• Task requirements: Omit the images, then print each record below exactly as it reads.

• Dataset rows:
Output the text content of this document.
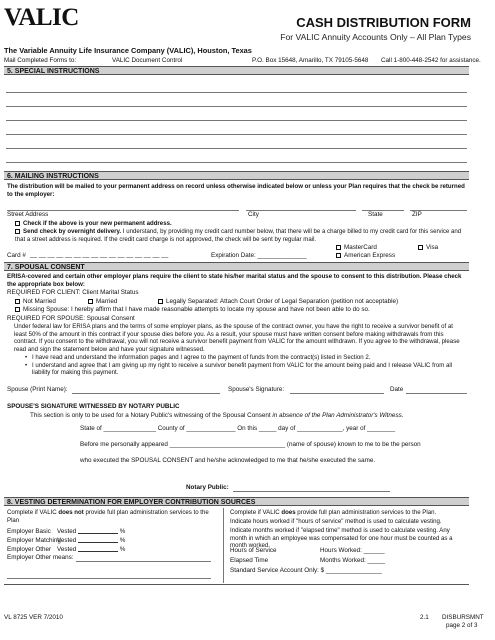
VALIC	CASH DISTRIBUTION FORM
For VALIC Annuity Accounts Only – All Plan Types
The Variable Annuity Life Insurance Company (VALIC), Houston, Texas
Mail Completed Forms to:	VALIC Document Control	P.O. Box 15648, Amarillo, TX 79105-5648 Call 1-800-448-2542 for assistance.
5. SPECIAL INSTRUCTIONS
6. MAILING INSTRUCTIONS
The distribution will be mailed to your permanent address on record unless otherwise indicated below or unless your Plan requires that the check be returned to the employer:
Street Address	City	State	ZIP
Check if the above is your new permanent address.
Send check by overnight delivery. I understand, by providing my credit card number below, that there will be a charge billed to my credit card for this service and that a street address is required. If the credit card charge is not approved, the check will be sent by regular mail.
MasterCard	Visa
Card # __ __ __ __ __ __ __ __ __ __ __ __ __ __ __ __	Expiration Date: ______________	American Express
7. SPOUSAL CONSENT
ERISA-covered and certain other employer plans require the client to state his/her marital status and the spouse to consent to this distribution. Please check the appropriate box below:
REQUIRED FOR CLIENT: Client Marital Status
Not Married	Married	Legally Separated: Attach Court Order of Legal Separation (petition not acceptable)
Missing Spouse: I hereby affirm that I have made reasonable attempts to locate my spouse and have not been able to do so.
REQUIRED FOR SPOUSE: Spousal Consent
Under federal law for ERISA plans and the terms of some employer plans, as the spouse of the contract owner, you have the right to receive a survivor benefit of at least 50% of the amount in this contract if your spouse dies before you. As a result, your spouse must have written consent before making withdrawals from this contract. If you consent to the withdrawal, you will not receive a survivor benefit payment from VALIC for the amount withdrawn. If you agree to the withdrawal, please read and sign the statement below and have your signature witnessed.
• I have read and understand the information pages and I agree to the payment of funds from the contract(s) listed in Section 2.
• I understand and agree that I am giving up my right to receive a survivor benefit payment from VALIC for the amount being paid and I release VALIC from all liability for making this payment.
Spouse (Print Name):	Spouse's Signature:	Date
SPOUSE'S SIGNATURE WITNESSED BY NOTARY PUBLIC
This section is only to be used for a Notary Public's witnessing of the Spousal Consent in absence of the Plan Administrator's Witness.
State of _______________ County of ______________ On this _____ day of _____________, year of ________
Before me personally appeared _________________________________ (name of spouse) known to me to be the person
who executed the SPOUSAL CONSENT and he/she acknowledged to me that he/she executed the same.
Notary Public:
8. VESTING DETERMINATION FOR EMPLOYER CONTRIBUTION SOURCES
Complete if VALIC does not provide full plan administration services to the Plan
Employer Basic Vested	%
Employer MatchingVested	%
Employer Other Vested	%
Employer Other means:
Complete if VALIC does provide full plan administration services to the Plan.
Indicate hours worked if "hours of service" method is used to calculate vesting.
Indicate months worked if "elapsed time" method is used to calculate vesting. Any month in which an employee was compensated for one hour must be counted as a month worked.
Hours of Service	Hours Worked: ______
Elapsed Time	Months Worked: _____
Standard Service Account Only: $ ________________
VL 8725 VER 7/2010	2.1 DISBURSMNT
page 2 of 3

• Exercise result:
Output the text content of this document.
VALIC	CASH DISTRIBUTION FORM
For VALIC Annuity Accounts Only – All Plan Types
The Variable Annuity Life Insurance Company (VALIC), Houston, Texas
Mail Completed Forms to:	VALIC Document Control	P.O. Box 15648, Amarillo, TX 79105-5648 Call 1-800-448-2542 for assistance.
5. SPECIAL INSTRUCTIONS
6. MAILING INSTRUCTIONS
The distribution will be mailed to your permanent address on record unless otherwise indicated below or unless your Plan requires that the check be returned to the employer:
Street Address	City	State	ZIP
Check if the above is your new permanent address.
Send check by overnight delivery. I understand, by providing my credit card number below, that there will be a charge billed to my credit card for this service and that a street address is required. If the credit card charge is not approved, the check will be sent by regular mail.
MasterCard	Visa
Card # __ __ __ __ __ __ __ __ __ __ __ __ __ __ __ __	Expiration Date: ______________	American Express
7. SPOUSAL CONSENT
ERISA-covered and certain other employer plans require the client to state his/her marital status and the spouse to consent to this distribution. Please check the appropriate box below:
REQUIRED FOR CLIENT: Client Marital Status
Not Married	Married	Legally Separated: Attach Court Order of Legal Separation (petition not acceptable)
Missing Spouse: I hereby affirm that I have made reasonable attempts to locate my spouse and have not been able to do so.
REQUIRED FOR SPOUSE: Spousal Consent
Under federal law for ERISA plans and the terms of some employer plans, as the spouse of the contract owner, you have the right to receive a survivor benefit of at least 50% of the amount in this contract if your spouse dies before you. As a result, your spouse must have written consent before making withdrawals from this contract. If you consent to the withdrawal, you will not receive a survivor benefit payment from VALIC for the amount withdrawn. If you agree to the withdrawal, please read and sign the statement below and have your signature witnessed.
• I have read and understand the information pages and I agree to the payment of funds from the contract(s) listed in Section 2.
• I understand and agree that I am giving up my right to receive a survivor benefit payment from VALIC for the amount being paid and I release VALIC from all liability for making this payment.
Spouse (Print Name):	Spouse's Signature:	Date
SPOUSE'S SIGNATURE WITNESSED BY NOTARY PUBLIC
This section is only to be used for a Notary Public's witnessing of the Spousal Consent in absence of the Plan Administrator's Witness.
State of _______________ County of ______________ On this _____ day of _____________, year of ________
Before me personally appeared _________________________________ (name of spouse) known to me to be the person
who executed the SPOUSAL CONSENT and he/she acknowledged to me that he/she executed the same.
Notary Public:
8. VESTING DETERMINATION FOR EMPLOYER CONTRIBUTION SOURCES
Complete if VALIC does not provide full plan administration services to the Plan
Employer Basic Vested	%
Employer MatchingVested	%
Employer Other Vested	%
Employer Other means:
Complete if VALIC does provide full plan administration services to the Plan.
Indicate hours worked if "hours of service" method is used to calculate vesting.
Indicate months worked if "elapsed time" method is used to calculate vesting. Any month in which an employee was compensated for one hour must be counted as a month worked.
Hours of Service	Hours Worked: ______
Elapsed Time	Months Worked: _____
Standard Service Account Only: $ ________________
VL 8725 VER 7/2010	2.1 DISBURSMNT
page 2 of 3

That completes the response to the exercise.